DATA FOR THIS TASK:
____________

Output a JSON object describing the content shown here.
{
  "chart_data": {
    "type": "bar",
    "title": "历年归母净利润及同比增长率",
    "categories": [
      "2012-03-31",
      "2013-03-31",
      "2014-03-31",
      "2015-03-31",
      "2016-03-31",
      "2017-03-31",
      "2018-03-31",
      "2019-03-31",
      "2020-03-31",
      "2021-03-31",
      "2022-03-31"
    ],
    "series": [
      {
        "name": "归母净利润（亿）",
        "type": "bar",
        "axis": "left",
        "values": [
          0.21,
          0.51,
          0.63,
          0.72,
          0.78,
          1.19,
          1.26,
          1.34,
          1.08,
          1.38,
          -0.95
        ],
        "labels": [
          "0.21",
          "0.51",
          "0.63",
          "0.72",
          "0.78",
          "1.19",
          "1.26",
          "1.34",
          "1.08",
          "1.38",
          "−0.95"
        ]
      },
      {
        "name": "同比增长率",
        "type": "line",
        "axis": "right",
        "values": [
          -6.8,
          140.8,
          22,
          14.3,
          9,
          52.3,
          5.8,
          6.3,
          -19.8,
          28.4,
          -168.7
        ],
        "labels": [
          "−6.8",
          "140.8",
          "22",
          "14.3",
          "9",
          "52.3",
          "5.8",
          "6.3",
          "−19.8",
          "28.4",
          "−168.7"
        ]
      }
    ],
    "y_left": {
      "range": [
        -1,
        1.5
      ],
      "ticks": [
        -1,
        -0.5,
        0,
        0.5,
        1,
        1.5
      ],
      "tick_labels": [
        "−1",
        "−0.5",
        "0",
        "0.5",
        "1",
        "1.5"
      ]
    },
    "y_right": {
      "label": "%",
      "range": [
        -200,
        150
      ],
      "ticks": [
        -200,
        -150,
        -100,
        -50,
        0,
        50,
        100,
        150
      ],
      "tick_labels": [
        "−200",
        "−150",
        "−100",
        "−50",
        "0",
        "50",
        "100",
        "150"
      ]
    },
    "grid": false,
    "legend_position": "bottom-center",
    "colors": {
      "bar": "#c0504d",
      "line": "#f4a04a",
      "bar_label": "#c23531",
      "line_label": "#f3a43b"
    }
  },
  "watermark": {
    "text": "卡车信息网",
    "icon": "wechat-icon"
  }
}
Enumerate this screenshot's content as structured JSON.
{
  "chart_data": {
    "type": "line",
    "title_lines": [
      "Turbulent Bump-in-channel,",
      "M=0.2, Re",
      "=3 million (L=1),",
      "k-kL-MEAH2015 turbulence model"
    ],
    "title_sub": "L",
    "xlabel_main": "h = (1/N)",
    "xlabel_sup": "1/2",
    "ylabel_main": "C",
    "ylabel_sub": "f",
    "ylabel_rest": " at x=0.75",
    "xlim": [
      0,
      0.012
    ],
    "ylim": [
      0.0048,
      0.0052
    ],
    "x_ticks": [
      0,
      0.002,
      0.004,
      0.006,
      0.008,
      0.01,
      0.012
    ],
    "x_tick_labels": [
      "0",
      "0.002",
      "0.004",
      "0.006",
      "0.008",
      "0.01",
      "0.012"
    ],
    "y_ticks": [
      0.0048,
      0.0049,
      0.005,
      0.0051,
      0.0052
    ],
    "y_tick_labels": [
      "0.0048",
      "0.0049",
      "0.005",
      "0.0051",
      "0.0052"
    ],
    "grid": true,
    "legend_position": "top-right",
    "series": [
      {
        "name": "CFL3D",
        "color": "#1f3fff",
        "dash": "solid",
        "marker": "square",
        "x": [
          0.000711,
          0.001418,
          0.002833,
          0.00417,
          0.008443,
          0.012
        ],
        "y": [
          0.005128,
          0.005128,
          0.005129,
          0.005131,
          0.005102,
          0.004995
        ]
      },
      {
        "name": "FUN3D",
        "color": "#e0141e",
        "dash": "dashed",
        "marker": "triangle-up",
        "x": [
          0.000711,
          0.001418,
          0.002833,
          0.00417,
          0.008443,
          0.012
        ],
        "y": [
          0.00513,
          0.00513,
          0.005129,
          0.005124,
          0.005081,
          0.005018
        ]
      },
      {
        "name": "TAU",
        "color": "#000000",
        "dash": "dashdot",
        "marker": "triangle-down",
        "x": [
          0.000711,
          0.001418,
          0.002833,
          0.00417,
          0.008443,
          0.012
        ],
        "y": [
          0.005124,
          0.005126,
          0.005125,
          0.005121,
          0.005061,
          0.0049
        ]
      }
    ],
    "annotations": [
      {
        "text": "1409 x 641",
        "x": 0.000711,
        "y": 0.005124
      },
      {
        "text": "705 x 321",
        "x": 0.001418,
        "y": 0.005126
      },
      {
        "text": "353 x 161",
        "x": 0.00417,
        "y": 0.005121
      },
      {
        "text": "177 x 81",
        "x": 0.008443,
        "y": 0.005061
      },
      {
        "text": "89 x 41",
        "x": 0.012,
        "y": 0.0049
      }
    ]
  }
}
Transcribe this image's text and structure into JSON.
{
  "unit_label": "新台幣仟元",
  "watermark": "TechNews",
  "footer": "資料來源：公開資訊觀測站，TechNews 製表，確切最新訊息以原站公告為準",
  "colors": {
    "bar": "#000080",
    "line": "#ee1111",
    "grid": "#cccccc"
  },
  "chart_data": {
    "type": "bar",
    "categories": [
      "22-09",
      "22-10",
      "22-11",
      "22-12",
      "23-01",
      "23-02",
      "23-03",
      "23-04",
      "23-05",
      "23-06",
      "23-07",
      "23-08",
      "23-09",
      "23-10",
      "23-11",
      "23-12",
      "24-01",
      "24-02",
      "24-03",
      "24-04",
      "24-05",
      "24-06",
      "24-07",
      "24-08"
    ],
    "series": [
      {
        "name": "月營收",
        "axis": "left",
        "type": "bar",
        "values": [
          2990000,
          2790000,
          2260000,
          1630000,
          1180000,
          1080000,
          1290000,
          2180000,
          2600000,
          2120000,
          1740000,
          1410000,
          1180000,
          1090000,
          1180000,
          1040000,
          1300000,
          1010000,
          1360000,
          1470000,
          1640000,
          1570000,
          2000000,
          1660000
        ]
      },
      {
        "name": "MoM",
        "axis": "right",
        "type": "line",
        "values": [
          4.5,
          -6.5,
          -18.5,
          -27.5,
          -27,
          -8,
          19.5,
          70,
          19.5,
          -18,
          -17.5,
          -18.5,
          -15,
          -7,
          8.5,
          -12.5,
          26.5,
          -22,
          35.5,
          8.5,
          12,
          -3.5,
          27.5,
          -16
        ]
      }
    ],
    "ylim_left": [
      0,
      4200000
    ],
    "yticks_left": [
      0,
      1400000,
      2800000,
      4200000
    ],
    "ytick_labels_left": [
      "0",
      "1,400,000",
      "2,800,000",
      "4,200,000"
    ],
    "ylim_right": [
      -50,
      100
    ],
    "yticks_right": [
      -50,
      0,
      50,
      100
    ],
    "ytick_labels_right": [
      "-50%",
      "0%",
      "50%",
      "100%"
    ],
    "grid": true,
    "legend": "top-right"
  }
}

____________

WRITTEN TASK: Transcribe the records above exactly as they appear.

COMPLETED EXERCISE:
Output a JSON object describing the content shown here.
{
  "chart_data": {
    "type": "bar",
    "title": "历年归母净利润及同比增长率",
    "categories": [
      "2012-03-31",
      "2013-03-31",
      "2014-03-31",
      "2015-03-31",
      "2016-03-31",
      "2017-03-31",
      "2018-03-31",
      "2019-03-31",
      "2020-03-31",
      "2021-03-31",
      "2022-03-31"
    ],
    "series": [
      {
        "name": "归母净利润（亿）",
        "type": "bar",
        "axis": "left",
        "values": [
          0.21,
          0.51,
          0.63,
          0.72,
          0.78,
          1.19,
          1.26,
          1.34,
          1.08,
          1.38,
          -0.95
        ],
        "labels": [
          "0.21",
          "0.51",
          "0.63",
          "0.72",
          "0.78",
          "1.19",
          "1.26",
          "1.34",
          "1.08",
          "1.38",
          "−0.95"
        ]
      },
      {
        "name": "同比增长率",
        "type": "line",
        "axis": "right",
        "values": [
          -6.8,
          140.8,
          22,
          14.3,
          9,
          52.3,
          5.8,
          6.3,
          -19.8,
          28.4,
          -168.7
        ],
        "labels": [
          "−6.8",
          "140.8",
          "22",
          "14.3",
          "9",
          "52.3",
          "5.8",
          "6.3",
          "−19.8",
          "28.4",
          "−168.7"
        ]
      }
    ],
    "y_left": {
      "range": [
        -1,
        1.5
      ],
      "ticks": [
        -1,
        -0.5,
        0,
        0.5,
        1,
        1.5
      ],
      "tick_labels": [
        "−1",
        "−0.5",
        "0",
        "0.5",
        "1",
        "1.5"
      ]
    },
    "y_right": {
      "label": "%",
      "range": [
        -200,
        150
      ],
      "ticks": [
        -200,
        -150,
        -100,
        -50,
        0,
        50,
        100,
        150
      ],
      "tick_labels": [
        "−200",
        "−150",
        "−100",
        "−50",
        "0",
        "50",
        "100",
        "150"
      ]
    },
    "grid": false,
    "legend_position": "bottom-center",
    "colors": {
      "bar": "#c0504d",
      "line": "#f4a04a",
      "bar_label": "#c23531",
      "line_label": "#f3a43b"
    }
  },
  "watermark": {
    "text": "卡车信息网",
    "icon": "wechat-icon"
  }
}
Enumerate this screenshot's content as structured JSON.
{
  "chart_data": {
    "type": "line",
    "title_lines": [
      "Turbulent Bump-in-channel,",
      "M=0.2, Re",
      "=3 million (L=1),",
      "k-kL-MEAH2015 turbulence model"
    ],
    "title_sub": "L",
    "xlabel_main": "h = (1/N)",
    "xlabel_sup": "1/2",
    "ylabel_main": "C",
    "ylabel_sub": "f",
    "ylabel_rest": " at x=0.75",
    "xlim": [
      0,
      0.012
    ],
    "ylim": [
      0.0048,
      0.0052
    ],
    "x_ticks": [
      0,
      0.002,
      0.004,
      0.006,
      0.008,
      0.01,
      0.012
    ],
    "x_tick_labels": [
      "0",
      "0.002",
      "0.004",
      "0.006",
      "0.008",
      "0.01",
      "0.012"
    ],
    "y_ticks": [
      0.0048,
      0.0049,
      0.005,
      0.0051,
      0.0052
    ],
    "y_tick_labels": [
      "0.0048",
      "0.0049",
      "0.005",
      "0.0051",
      "0.0052"
    ],
    "grid": true,
    "legend_position": "top-right",
    "series": [
      {
        "name": "CFL3D",
        "color": "#1f3fff",
        "dash": "solid",
        "marker": "square",
        "x": [
          0.000711,
          0.001418,
          0.002833,
          0.00417,
          0.008443,
          0.012
        ],
        "y": [
          0.005128,
          0.005128,
          0.005129,
          0.005131,
          0.005102,
          0.004995
        ]
      },
      {
        "name": "FUN3D",
        "color": "#e0141e",
        "dash": "dashed",
        "marker": "triangle-up",
        "x": [
          0.000711,
          0.001418,
          0.002833,
          0.00417,
          0.008443,
          0.012
        ],
        "y": [
          0.00513,
          0.00513,
          0.005129,
          0.005124,
          0.005081,
          0.005018
        ]
      },
      {
        "name": "TAU",
        "color": "#000000",
        "dash": "dashdot",
        "marker": "triangle-down",
        "x": [
          0.000711,
          0.001418,
          0.002833,
          0.00417,
          0.008443,
          0.012
        ],
        "y": [
          0.005124,
          0.005126,
          0.005125,
          0.005121,
          0.005061,
          0.0049
        ]
      }
    ],
    "annotations": [
      {
        "text": "1409 x 641",
        "x": 0.000711,
        "y": 0.005124
      },
      {
        "text": "705 x 321",
        "x": 0.001418,
        "y": 0.005126
      },
      {
        "text": "353 x 161",
        "x": 0.00417,
        "y": 0.005121
      },
      {
        "text": "177 x 81",
        "x": 0.008443,
        "y": 0.005061
      },
      {
        "text": "89 x 41",
        "x": 0.012,
        "y": 0.0049
      }
    ]
  }
}
Transcribe this image's text and structure into JSON.
{
  "unit_label": "新台幣仟元",
  "watermark": "TechNews",
  "footer": "資料來源：公開資訊觀測站，TechNews 製表，確切最新訊息以原站公告為準",
  "colors": {
    "bar": "#000080",
    "line": "#ee1111",
    "grid": "#cccccc"
  },
  "chart_data": {
    "type": "bar",
    "categories": [
      "22-09",
      "22-10",
      "22-11",
      "22-12",
      "23-01",
      "23-02",
      "23-03",
      "23-04",
      "23-05",
      "23-06",
      "23-07",
      "23-08",
      "23-09",
      "23-10",
      "23-11",
      "23-12",
      "24-01",
      "24-02",
      "24-03",
      "24-04",
      "24-05",
      "24-06",
      "24-07",
      "24-08"
    ],
    "series": [
      {
        "name": "月營收",
        "axis": "left",
        "type": "bar",
        "values": [
          2990000,
          2790000,
          2260000,
          1630000,
          1180000,
          1080000,
          1290000,
          2180000,
          2600000,
          2120000,
          1740000,
          1410000,
          1180000,
          1090000,
          1180000,
          1040000,
          1300000,
          1010000,
          1360000,
          1470000,
          1640000,
          1570000,
          2000000,
          1660000
        ]
      },
      {
        "name": "MoM",
        "axis": "right",
        "type": "line",
        "values": [
          4.5,
          -6.5,
          -18.5,
          -27.5,
          -27,
          -8,
          19.5,
          70,
          19.5,
          -18,
          -17.5,
          -18.5,
          -15,
          -7,
          8.5,
          -12.5,
          26.5,
          -22,
          35.5,
          8.5,
          12,
          -3.5,
          27.5,
          -16
        ]
      }
    ],
    "ylim_left": [
      0,
      4200000
    ],
    "yticks_left": [
      0,
      1400000,
      2800000,
      4200000
    ],
    "ytick_labels_left": [
      "0",
      "1,400,000",
      "2,800,000",
      "4,200,000"
    ],
    "ylim_right": [
      -50,
      100
    ],
    "yticks_right": [
      -50,
      0,
      50,
      100
    ],
    "ytick_labels_right": [
      "-50%",
      "0%",
      "50%",
      "100%"
    ],
    "grid": true,
    "legend": "top-right"
  }
}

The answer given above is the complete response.